EXERCISE REQUIREMENTS =>
Work out how many lines in the entries contain the string "text", and give nothing but that number.

TASK INPUT =>
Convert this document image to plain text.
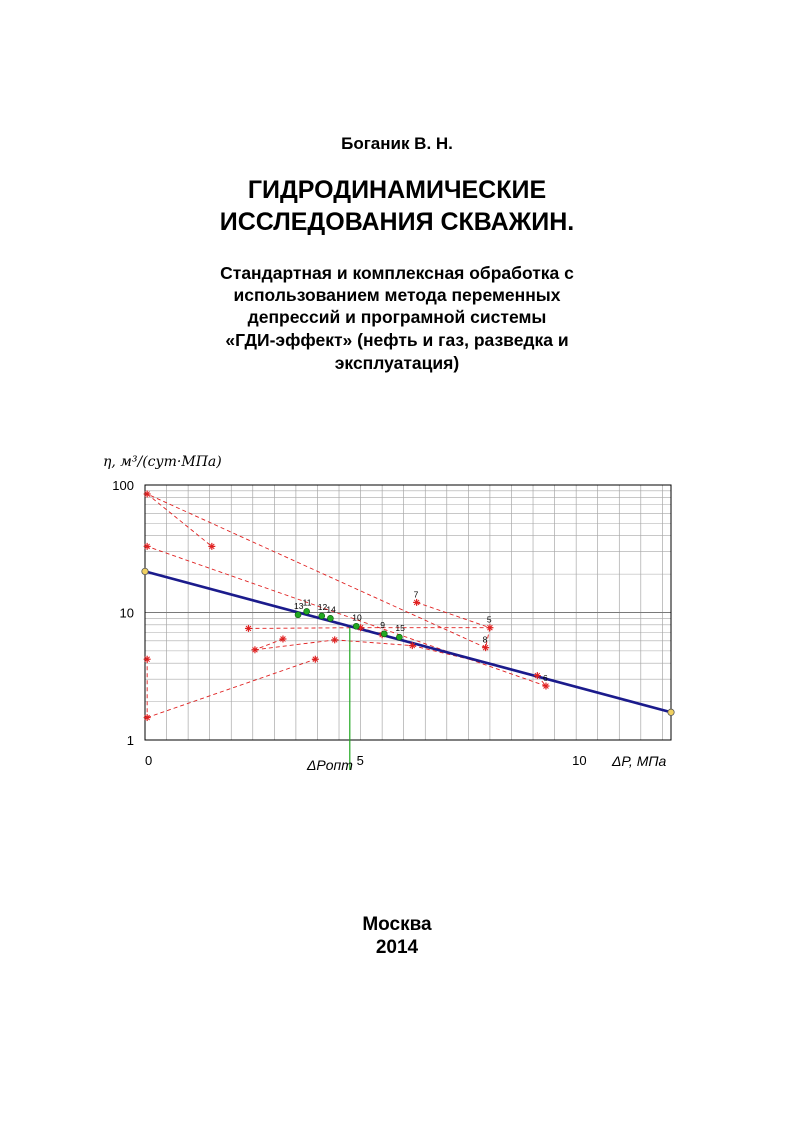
Боганик В. Н.
ГИДРОДИНАМИЧЕСКИЕ
ИССЛЕДОВАНИЯ СКВАЖИН.
Стандартная и комплексная обработка с
использованием метода переменных
депрессий и програмной системы
«ГДИ-эффект» (нефть и газ, разведка и
эксплуатация)
0	5	10
1
10
100
7
5
8
6
11 12
13	14
10
9 15
η, м³/(сут·МПа)
ΔP, МПа
ΔPопт
Москва
2014
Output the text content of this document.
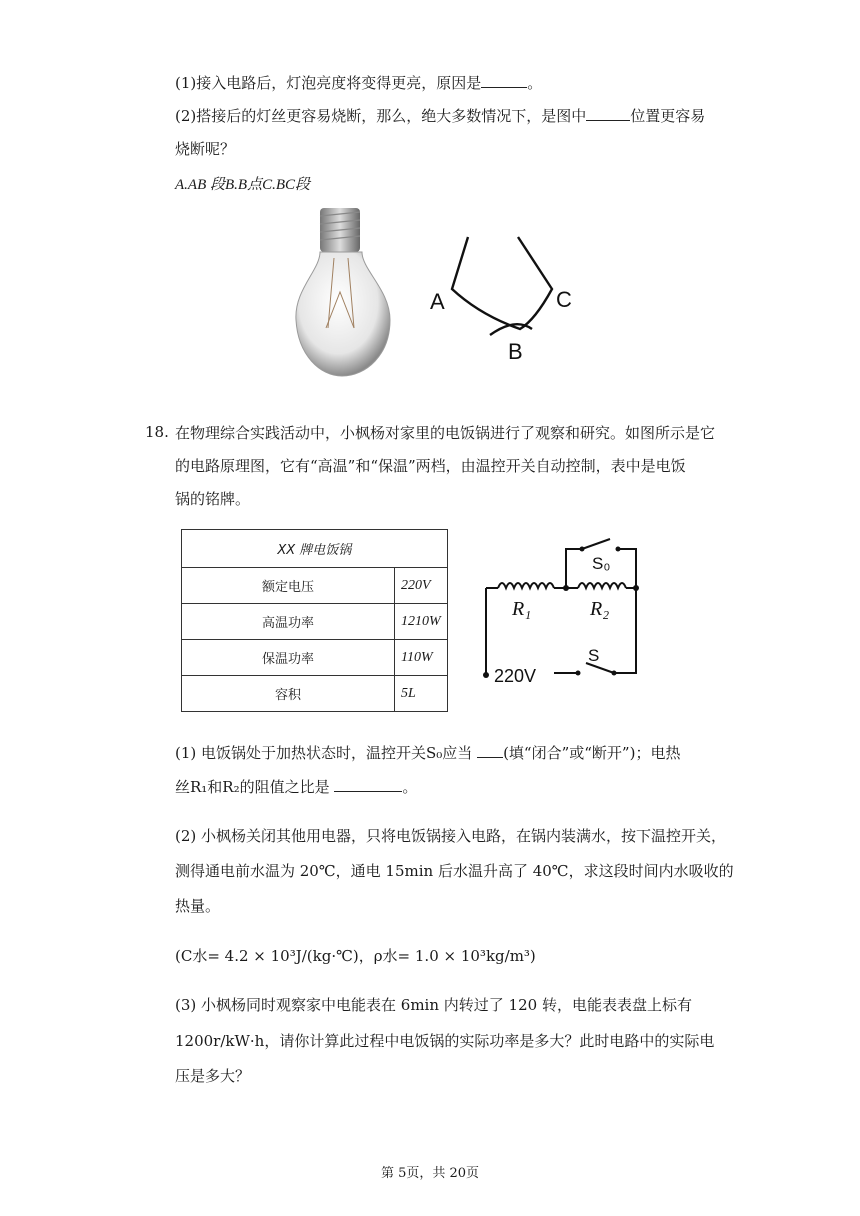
(1)接入电路后，灯泡亮度将变得更亮，原因是	。
(2)搭接后的灯丝更容易烧断，那么，绝大多数情况下，是图中	位置更容易
烧断呢？
A.AB 段B.B点C.BC段
A
B
C
18. 在物理综合实践活动中，小枫杨对家里的电饭锅进行了观察和研究。如图所示是它
的电路原理图，它有“高温”和“保温”两档，由温控开关自动控制，表中是电饭
锅的铭牌。
XX 牌电饭锅	
额定电压	220V
高温功率	1210W
保温功率	110W
容积	5L
R₁	R₂
S₀
S
220V
(1) 电饭锅处于加热状态时，温控开关S₀应当 (填“闭合”或“断开”)；电热
丝R₁和R₂的阻值之比是	。
(2) 小枫杨关闭其他用电器，只将电饭锅接入电路，在锅内装满水，按下温控开关，
测得通电前水温为 20℃，通电 15min 后水温升高了 40℃，求这段时间内水吸收的
热量。
(C水= 4.2 × 10³J/(kg·℃)，ρ水= 1.0 × 10³kg/m³)
(3) 小枫杨同时观察家中电能表在 6min 内转过了 120 转，电能表表盘上标有
1200r/kW·h，请你计算此过程中电饭锅的实际功率是多大？此时电路中的实际电
压是多大？
第 5页，共 20页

RESULT OF THE EXERCISE =>
2